It all started one Friday afternoon in 2003 when I was 15.
I found myself in the contemporary literature aisle of the neighbourhood bookstore.
There was a new book in the section. The cover was pure white, but it caught my eye because it had an eye in the middle. Intriguing.
Without noticing the title of the name of the author, I shuffled through the pages and discovered that it was a collection of short stories.
I decided to read the first story to decide whether the book was good enough for me to buy on my student budget.
“I’m in the kitchen cooking spaghetti when the woman calls.”
The first sentence immediately hooked me. I continued to read. Nothing much happened except that the guy cooking spaghetti received a call from a stranger. Then he went back to cooking spaghetti.
When I narrate it this way, the story seems bland and mundane. But the way the author wrote it struck a chord in me. Something as ordinary as answering the phone while cooking spaghetti became a surreal experience.
Perhaps because anything can happen within those 10 minutes that you’re waiting for the pasta to become al dente.
And within those 10 or so minutes that I read the short story, something happened to me. I decided to become a writer. And I haven’t stopped writing ever since.

▶ [Aim of the exercise]: In the bookstore story, what was in the middle of the book's pure white cover?

Data items:
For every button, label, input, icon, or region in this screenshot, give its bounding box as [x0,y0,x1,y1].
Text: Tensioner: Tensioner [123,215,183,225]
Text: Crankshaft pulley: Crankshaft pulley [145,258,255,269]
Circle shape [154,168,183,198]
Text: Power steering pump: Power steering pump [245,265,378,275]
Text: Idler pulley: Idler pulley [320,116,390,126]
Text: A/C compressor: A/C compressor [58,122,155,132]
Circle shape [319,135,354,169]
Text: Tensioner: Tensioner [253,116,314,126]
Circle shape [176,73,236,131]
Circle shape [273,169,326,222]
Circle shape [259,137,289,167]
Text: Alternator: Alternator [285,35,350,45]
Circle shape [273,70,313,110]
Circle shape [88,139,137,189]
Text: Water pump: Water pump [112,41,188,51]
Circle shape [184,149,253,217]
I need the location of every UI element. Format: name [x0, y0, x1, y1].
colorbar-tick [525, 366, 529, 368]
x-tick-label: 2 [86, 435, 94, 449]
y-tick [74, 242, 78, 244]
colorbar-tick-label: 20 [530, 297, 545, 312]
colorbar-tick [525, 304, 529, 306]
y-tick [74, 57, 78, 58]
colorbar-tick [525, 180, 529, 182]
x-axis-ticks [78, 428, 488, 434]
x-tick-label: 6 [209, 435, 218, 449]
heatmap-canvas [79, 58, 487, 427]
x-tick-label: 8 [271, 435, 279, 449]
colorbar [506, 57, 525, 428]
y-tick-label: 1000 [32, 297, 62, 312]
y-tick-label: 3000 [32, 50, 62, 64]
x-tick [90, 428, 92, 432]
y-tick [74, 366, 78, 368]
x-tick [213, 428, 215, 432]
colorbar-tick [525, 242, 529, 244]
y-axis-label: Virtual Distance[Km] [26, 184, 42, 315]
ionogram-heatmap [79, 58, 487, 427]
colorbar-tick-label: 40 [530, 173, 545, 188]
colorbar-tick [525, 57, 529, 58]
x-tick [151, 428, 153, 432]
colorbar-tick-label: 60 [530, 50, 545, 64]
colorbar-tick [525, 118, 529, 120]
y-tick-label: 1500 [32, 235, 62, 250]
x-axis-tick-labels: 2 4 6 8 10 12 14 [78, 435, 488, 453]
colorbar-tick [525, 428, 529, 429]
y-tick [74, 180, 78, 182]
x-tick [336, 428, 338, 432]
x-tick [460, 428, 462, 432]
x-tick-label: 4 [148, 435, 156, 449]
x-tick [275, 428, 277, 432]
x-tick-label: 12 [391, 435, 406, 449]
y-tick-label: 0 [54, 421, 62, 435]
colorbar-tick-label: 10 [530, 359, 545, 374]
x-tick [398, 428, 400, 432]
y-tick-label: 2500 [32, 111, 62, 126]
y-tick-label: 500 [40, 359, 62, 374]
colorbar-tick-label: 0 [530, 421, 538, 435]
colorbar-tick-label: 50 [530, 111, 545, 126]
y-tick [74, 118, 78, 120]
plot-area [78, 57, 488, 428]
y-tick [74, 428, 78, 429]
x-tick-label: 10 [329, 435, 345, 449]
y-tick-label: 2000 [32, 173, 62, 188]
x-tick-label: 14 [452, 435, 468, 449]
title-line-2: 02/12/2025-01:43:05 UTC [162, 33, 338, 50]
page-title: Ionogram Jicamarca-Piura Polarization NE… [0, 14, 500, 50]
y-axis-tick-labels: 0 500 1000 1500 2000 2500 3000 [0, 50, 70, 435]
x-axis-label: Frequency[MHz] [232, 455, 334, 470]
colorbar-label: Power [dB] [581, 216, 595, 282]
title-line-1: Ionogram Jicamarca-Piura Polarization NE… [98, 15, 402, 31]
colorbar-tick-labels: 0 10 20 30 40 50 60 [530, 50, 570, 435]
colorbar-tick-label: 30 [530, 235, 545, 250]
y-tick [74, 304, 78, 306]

▶ [The output]: An eye.